**EXERCISE DIRECTIONS**: Output all lines exactly.

Entries from a dataset

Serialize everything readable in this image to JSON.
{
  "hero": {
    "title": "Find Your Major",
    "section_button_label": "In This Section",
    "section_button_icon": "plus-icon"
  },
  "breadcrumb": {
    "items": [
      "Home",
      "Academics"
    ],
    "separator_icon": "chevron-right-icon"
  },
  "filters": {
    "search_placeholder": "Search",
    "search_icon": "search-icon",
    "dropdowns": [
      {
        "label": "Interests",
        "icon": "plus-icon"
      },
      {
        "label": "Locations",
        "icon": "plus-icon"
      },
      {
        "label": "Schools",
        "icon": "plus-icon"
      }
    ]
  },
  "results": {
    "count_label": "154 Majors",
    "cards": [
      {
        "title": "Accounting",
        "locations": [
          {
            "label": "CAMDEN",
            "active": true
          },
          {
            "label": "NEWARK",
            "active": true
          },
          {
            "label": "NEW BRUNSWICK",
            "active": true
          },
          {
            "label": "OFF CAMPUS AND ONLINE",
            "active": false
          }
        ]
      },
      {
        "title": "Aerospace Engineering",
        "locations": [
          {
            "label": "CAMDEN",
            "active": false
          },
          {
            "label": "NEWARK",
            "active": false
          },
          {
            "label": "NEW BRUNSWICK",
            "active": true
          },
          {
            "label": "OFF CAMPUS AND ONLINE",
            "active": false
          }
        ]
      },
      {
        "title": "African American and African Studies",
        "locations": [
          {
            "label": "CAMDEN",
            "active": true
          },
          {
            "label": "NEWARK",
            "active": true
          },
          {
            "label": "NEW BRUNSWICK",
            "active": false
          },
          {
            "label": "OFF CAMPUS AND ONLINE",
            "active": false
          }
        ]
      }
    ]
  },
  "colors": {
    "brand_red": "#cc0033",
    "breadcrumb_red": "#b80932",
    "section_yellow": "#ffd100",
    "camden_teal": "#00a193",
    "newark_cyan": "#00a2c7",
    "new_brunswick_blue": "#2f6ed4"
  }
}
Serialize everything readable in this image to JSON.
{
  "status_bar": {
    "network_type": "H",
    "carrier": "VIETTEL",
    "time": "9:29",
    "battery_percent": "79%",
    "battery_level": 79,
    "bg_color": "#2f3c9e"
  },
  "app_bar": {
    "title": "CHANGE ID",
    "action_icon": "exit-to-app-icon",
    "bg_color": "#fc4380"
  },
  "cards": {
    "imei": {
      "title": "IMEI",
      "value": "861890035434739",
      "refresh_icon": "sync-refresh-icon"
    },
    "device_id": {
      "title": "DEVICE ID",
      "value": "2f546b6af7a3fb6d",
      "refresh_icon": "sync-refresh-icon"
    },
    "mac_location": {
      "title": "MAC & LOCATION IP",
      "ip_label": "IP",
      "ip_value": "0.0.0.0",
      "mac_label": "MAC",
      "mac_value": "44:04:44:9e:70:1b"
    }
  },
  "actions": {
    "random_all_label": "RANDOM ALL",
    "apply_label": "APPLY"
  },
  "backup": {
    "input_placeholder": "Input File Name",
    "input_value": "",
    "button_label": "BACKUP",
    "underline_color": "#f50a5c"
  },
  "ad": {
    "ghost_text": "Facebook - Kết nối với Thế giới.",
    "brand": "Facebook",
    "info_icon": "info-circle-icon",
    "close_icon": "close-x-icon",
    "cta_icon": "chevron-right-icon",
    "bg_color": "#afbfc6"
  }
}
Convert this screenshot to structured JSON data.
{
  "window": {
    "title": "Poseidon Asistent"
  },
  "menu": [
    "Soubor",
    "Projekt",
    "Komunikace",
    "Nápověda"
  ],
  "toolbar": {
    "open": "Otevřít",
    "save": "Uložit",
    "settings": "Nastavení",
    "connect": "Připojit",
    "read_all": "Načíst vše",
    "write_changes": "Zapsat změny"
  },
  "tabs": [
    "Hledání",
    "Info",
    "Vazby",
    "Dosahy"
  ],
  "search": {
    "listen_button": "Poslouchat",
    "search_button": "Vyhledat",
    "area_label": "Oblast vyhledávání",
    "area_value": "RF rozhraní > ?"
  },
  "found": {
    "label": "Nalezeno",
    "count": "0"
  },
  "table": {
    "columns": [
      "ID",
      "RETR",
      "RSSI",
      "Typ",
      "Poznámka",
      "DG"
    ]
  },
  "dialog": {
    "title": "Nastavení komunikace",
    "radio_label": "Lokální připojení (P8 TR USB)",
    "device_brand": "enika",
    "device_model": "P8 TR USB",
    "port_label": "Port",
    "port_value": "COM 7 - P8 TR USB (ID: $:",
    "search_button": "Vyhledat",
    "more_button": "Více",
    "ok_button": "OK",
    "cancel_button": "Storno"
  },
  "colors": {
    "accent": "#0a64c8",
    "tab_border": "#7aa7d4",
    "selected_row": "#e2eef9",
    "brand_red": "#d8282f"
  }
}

**ANSWER TO THE EXERCISE**:
Serialize everything readable in this image to JSON.
{
  "hero": {
    "title": "Find Your Major",
    "section_button_label": "In This Section",
    "section_button_icon": "plus-icon"
  },
  "breadcrumb": {
    "items": [
      "Home",
      "Academics"
    ],
    "separator_icon": "chevron-right-icon"
  },
  "filters": {
    "search_placeholder": "Search",
    "search_icon": "search-icon",
    "dropdowns": [
      {
        "label": "Interests",
        "icon": "plus-icon"
      },
      {
        "label": "Locations",
        "icon": "plus-icon"
      },
      {
        "label": "Schools",
        "icon": "plus-icon"
      }
    ]
  },
  "results": {
    "count_label": "154 Majors",
    "cards": [
      {
        "title": "Accounting",
        "locations": [
          {
            "label": "CAMDEN",
            "active": true
          },
          {
            "label": "NEWARK",
            "active": true
          },
          {
            "label": "NEW BRUNSWICK",
            "active": true
          },
          {
            "label": "OFF CAMPUS AND ONLINE",
            "active": false
          }
        ]
      },
      {
        "title": "Aerospace Engineering",
        "locations": [
          {
            "label": "CAMDEN",
            "active": false
          },
          {
            "label": "NEWARK",
            "active": false
          },
          {
            "label": "NEW BRUNSWICK",
            "active": true
          },
          {
            "label": "OFF CAMPUS AND ONLINE",
            "active": false
          }
        ]
      },
      {
        "title": "African American and African Studies",
        "locations": [
          {
            "label": "CAMDEN",
            "active": true
          },
          {
            "label": "NEWARK",
            "active": true
          },
          {
            "label": "NEW BRUNSWICK",
            "active": false
          },
          {
            "label": "OFF CAMPUS AND ONLINE",
            "active": false
          }
        ]
      }
    ]
  },
  "colors": {
    "brand_red": "#cc0033",
    "breadcrumb_red": "#b80932",
    "section_yellow": "#ffd100",
    "camden_teal": "#00a193",
    "newark_cyan": "#00a2c7",
    "new_brunswick_blue": "#2f6ed4"
  }
}
Serialize everything readable in this image to JSON.
{
  "status_bar": {
    "network_type": "H",
    "carrier": "VIETTEL",
    "time": "9:29",
    "battery_percent": "79%",
    "battery_level": 79,
    "bg_color": "#2f3c9e"
  },
  "app_bar": {
    "title": "CHANGE ID",
    "action_icon": "exit-to-app-icon",
    "bg_color": "#fc4380"
  },
  "cards": {
    "imei": {
      "title": "IMEI",
      "value": "861890035434739",
      "refresh_icon": "sync-refresh-icon"
    },
    "device_id": {
      "title": "DEVICE ID",
      "value": "2f546b6af7a3fb6d",
      "refresh_icon": "sync-refresh-icon"
    },
    "mac_location": {
      "title": "MAC & LOCATION IP",
      "ip_label": "IP",
      "ip_value": "0.0.0.0",
      "mac_label": "MAC",
      "mac_value": "44:04:44:9e:70:1b"
    }
  },
  "actions": {
    "random_all_label": "RANDOM ALL",
    "apply_label": "APPLY"
  },
  "backup": {
    "input_placeholder": "Input File Name",
    "input_value": "",
    "button_label": "BACKUP",
    "underline_color": "#f50a5c"
  },
  "ad": {
    "ghost_text": "Facebook - Kết nối với Thế giới.",
    "brand": "Facebook",
    "info_icon": "info-circle-icon",
    "close_icon": "close-x-icon",
    "cta_icon": "chevron-right-icon",
    "bg_color": "#afbfc6"
  }
}
Convert this screenshot to structured JSON data.
{
  "window": {
    "title": "Poseidon Asistent"
  },
  "menu": [
    "Soubor",
    "Projekt",
    "Komunikace",
    "Nápověda"
  ],
  "toolbar": {
    "open": "Otevřít",
    "save": "Uložit",
    "settings": "Nastavení",
    "connect": "Připojit",
    "read_all": "Načíst vše",
    "write_changes": "Zapsat změny"
  },
  "tabs": [
    "Hledání",
    "Info",
    "Vazby",
    "Dosahy"
  ],
  "search": {
    "listen_button": "Poslouchat",
    "search_button": "Vyhledat",
    "area_label": "Oblast vyhledávání",
    "area_value": "RF rozhraní > ?"
  },
  "found": {
    "label": "Nalezeno",
    "count": "0"
  },
  "table": {
    "columns": [
      "ID",
      "RETR",
      "RSSI",
      "Typ",
      "Poznámka",
      "DG"
    ]
  },
  "dialog": {
    "title": "Nastavení komunikace",
    "radio_label": "Lokální připojení (P8 TR USB)",
    "device_brand": "enika",
    "device_model": "P8 TR USB",
    "port_label": "Port",
    "port_value": "COM 7 - P8 TR USB (ID: $:",
    "search_button": "Vyhledat",
    "more_button": "Více",
    "ok_button": "OK",
    "cancel_button": "Storno"
  },
  "colors": {
    "accent": "#0a64c8",
    "tab_border": "#7aa7d4",
    "selected_row": "#e2eef9",
    "brand_red": "#d8282f"
  }
}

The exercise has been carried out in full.